** What is asked **
Extract the records below word for word and ignore the images.

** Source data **
+++++

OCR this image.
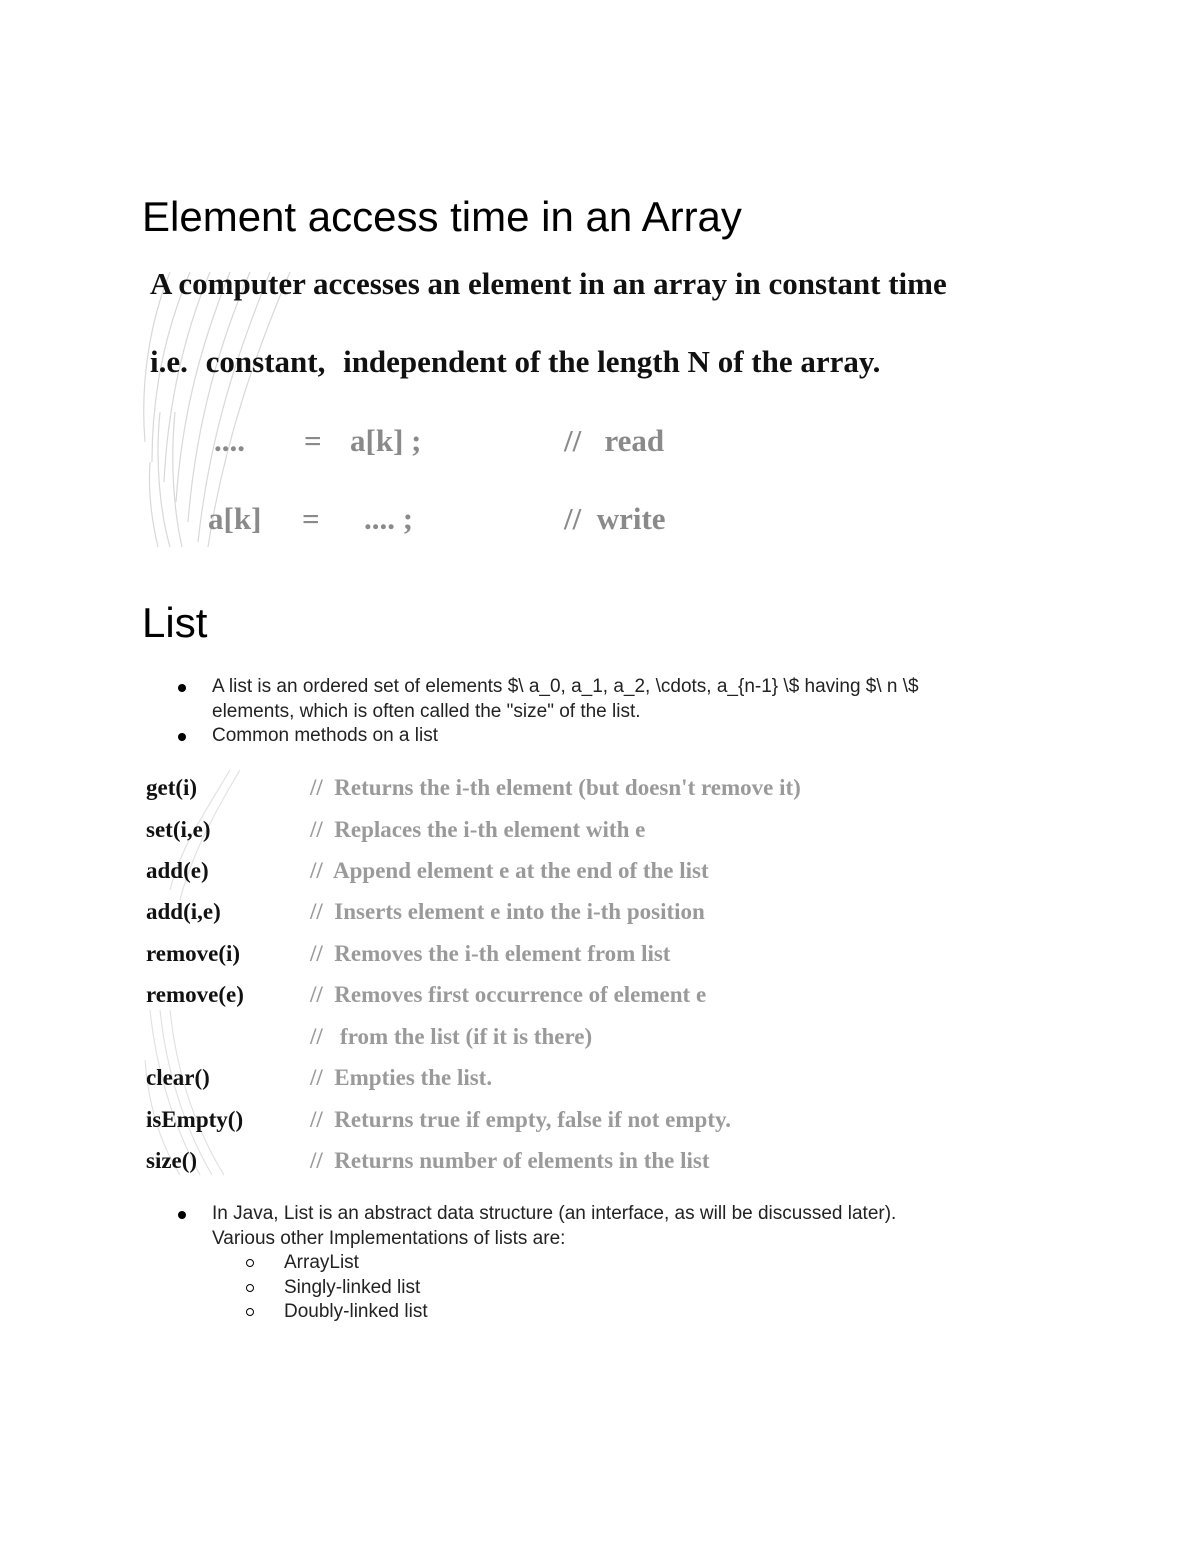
Element access time in an Array
A computer accesses an element in an array in constant time
i.e. constant, independent of the length N of the array.
.... = a[k] ;	//   read
a[k] = .... ;	//  write
List
A list is an ordered set of elements $\ a_0, a_1, a_2, \cdots, a_{n-1} \$ having $\ n \$
elements, which is often called the "size" of the list.
Common methods on a list
get(i)	//  Returns the i-th element (but doesn't remove it)
set(i,e)	//  Replaces the i-th element with e
add(e)	//  Append element e at the end of the list
add(i,e)	//  Inserts element e into the i-th position
remove(i)	//  Removes the i-th element from list
remove(e)	//  Removes first occurrence of element e
//   from the list (if it is there)
clear()	//  Empties the list.
isEmpty()	//  Returns true if empty, false if not empty.
size()	//  Returns number of elements in the list
In Java, List is an abstract data structure (an interface, as will be discussed later).
Various other Implementations of lists are:
ArrayList
Singly-linked list
Doubly-linked list
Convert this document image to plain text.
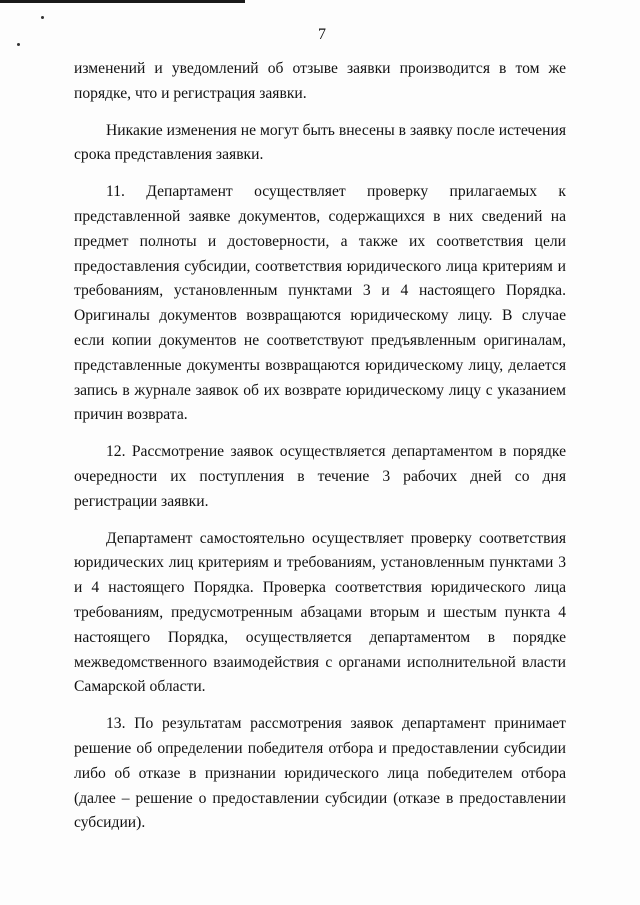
7

изменений и уведомлений об отзыве заявки производится в том же порядке, что и регистрация заявки.

Никакие изменения не могут быть внесены в заявку после истечения срока представления заявки.

11. Департамент осуществляет проверку прилагаемых к представленной заявке документов, содержащихся в них сведений на предмет полноты и достоверности, а также их соответствия цели предоставления субсидии, соответствия юридического лица критериям и требованиям, установленным пунктами 3 и 4 настоящего Порядка. Оригиналы документов возвращаются юридическому лицу. В случае если копии документов не соответствуют предъявленным оригиналам, представленные документы возвращаются юридическому лицу, делается запись в журнале заявок об их возврате юридическому лицу с указанием причин возврата.

12. Рассмотрение заявок осуществляется департаментом в порядке очередности их поступления в течение 3 рабочих дней со дня регистрации заявки.

Департамент самостоятельно осуществляет проверку соответствия юридических лиц критериям и требованиям, установленным пунктами 3 и 4 настоящего Порядка. Проверка соответствия юридического лица требованиям, предусмотренным абзацами вторым и шестым пункта 4 настоящего Порядка, осуществляется департаментом в порядке межведомственного взаимодействия с органами исполнительной власти Самарской области.

13. По результатам рассмотрения заявок департамент принимает решение об определении победителя отбора и предоставлении субсидии либо об отказе в признании юридического лица победителем отбора (далее – решение о предоставлении субсидии (отказе в предоставлении субсидии).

+++++

** Problem solution **
OCR this image.
Element access time in an Array
A computer accesses an element in an array in constant time
i.e. constant, independent of the length N of the array.
.... = a[k] ;	//   read
a[k] = .... ;	//  write
List
A list is an ordered set of elements $\ a_0, a_1, a_2, \cdots, a_{n-1} \$ having $\ n \$
elements, which is often called the "size" of the list.
Common methods on a list
get(i)	//  Returns the i-th element (but doesn't remove it)
set(i,e)	//  Replaces the i-th element with e
add(e)	//  Append element e at the end of the list
add(i,e)	//  Inserts element e into the i-th position
remove(i)	//  Removes the i-th element from list
remove(e)	//  Removes first occurrence of element e
//   from the list (if it is there)
clear()	//  Empties the list.
isEmpty()	//  Returns true if empty, false if not empty.
size()	//  Returns number of elements in the list
In Java, List is an abstract data structure (an interface, as will be discussed later).
Various other Implementations of lists are:
ArrayList
Singly-linked list
Doubly-linked list
Convert this document image to plain text.
7

изменений и уведомлений об отзыве заявки производится в том же порядке, что и регистрация заявки.

Никакие изменения не могут быть внесены в заявку после истечения срока представления заявки.

11. Департамент осуществляет проверку прилагаемых к представленной заявке документов, содержащихся в них сведений на предмет полноты и достоверности, а также их соответствия цели предоставления субсидии, соответствия юридического лица критериям и требованиям, установленным пунктами 3 и 4 настоящего Порядка. Оригиналы документов возвращаются юридическому лицу. В случае если копии документов не соответствуют предъявленным оригиналам, представленные документы возвращаются юридическому лицу, делается запись в журнале заявок об их возврате юридическому лицу с указанием причин возврата.

12. Рассмотрение заявок осуществляется департаментом в порядке очередности их поступления в течение 3 рабочих дней со дня регистрации заявки.

Департамент самостоятельно осуществляет проверку соответствия юридических лиц критериям и требованиям, установленным пунктами 3 и 4 настоящего Порядка. Проверка соответствия юридического лица требованиям, предусмотренным абзацами вторым и шестым пункта 4 настоящего Порядка, осуществляется департаментом в порядке межведомственного взаимодействия с органами исполнительной власти Самарской области.

13. По результатам рассмотрения заявок департамент принимает решение об определении победителя отбора и предоставлении субсидии либо об отказе в признании юридического лица победителем отбора (далее – решение о предоставлении субсидии (отказе в предоставлении субсидии).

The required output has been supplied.